- [Stored records]:
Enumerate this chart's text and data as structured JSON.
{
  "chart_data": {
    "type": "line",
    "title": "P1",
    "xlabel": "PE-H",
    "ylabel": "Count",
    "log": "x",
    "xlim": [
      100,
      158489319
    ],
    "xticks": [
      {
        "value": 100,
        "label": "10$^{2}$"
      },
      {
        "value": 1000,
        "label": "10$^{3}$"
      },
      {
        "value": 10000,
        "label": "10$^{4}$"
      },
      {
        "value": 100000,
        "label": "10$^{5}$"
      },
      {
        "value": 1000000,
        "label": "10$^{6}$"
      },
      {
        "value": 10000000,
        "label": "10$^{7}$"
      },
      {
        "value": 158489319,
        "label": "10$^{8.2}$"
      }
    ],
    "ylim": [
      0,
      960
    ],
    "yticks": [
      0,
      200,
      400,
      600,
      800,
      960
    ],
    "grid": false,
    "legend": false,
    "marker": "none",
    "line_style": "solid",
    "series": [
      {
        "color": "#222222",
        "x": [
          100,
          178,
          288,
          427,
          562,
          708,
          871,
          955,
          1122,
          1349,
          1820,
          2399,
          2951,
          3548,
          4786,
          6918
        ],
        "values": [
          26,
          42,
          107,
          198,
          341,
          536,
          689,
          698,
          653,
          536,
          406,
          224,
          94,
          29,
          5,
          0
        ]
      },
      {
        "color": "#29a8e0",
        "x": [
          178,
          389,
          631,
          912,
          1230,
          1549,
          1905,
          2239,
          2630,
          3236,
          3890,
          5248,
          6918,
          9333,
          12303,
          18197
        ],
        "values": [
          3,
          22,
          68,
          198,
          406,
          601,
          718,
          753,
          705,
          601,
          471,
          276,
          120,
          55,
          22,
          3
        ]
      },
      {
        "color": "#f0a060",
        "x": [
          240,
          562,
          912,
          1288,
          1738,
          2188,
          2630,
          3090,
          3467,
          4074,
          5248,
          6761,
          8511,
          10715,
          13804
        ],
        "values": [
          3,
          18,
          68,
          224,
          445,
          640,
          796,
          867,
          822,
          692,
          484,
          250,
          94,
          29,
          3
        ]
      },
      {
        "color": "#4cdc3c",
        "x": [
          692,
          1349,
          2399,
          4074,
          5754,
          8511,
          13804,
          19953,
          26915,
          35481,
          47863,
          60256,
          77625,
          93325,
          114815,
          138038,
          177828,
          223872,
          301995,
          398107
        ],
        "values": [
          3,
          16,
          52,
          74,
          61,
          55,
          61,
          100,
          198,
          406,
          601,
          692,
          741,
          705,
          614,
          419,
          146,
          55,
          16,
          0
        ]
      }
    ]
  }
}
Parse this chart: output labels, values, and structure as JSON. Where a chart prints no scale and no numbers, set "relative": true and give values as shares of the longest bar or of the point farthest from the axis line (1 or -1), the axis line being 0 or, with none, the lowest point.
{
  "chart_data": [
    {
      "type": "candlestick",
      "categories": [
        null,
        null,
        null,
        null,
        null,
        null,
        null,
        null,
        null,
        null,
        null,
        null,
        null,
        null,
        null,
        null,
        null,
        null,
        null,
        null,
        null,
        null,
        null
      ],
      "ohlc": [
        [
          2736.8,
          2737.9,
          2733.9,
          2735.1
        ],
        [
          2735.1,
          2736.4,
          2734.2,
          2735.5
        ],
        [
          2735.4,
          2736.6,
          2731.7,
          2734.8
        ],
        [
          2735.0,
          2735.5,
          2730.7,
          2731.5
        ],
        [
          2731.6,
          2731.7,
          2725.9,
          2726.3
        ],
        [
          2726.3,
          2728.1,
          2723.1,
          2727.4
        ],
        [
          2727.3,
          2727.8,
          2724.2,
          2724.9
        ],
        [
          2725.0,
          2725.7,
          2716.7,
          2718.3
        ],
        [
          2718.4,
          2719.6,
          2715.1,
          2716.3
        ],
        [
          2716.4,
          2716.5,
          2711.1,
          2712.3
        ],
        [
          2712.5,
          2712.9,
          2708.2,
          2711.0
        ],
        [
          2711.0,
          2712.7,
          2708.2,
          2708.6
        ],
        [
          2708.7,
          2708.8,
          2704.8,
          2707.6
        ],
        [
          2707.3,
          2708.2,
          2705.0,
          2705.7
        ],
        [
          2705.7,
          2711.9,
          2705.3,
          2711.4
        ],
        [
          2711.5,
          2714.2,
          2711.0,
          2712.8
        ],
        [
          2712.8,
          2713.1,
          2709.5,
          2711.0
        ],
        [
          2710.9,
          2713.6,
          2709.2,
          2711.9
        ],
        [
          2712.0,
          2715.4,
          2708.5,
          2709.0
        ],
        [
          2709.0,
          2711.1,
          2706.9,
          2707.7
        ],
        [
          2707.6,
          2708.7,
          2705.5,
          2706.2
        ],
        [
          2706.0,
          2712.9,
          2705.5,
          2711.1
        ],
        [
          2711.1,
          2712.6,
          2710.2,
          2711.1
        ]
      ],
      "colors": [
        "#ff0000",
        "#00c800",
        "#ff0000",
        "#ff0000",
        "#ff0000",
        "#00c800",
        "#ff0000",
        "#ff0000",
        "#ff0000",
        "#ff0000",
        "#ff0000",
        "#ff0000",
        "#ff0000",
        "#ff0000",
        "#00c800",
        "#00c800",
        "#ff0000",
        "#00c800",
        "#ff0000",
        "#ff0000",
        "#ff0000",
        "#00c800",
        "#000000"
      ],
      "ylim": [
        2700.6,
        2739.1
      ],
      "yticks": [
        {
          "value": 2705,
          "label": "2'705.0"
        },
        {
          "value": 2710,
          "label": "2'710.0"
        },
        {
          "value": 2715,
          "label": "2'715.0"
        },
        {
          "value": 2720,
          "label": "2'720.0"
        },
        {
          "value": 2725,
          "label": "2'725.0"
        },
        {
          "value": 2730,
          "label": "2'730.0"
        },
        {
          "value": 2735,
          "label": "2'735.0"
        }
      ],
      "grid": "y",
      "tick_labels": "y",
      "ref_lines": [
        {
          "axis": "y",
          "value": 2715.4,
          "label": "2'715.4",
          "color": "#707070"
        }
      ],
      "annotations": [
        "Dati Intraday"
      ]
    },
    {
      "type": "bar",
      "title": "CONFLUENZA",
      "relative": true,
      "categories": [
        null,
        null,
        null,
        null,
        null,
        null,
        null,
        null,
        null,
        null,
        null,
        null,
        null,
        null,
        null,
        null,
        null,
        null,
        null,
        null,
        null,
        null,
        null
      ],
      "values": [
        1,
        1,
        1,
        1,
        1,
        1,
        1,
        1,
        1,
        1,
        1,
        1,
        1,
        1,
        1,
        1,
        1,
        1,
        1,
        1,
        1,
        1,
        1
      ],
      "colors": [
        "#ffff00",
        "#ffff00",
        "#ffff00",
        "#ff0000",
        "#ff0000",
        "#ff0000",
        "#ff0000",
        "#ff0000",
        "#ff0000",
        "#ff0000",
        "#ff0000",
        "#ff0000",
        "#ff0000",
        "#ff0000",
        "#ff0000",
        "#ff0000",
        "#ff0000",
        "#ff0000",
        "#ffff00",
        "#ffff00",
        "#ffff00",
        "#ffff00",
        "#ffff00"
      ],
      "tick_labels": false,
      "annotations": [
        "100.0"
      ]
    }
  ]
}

- [Work instructions]: Out of the material above, select every line that holds the string "false".

- [Full response]:
    "grid": false,
    "legend": false,
      "tick_labels": false,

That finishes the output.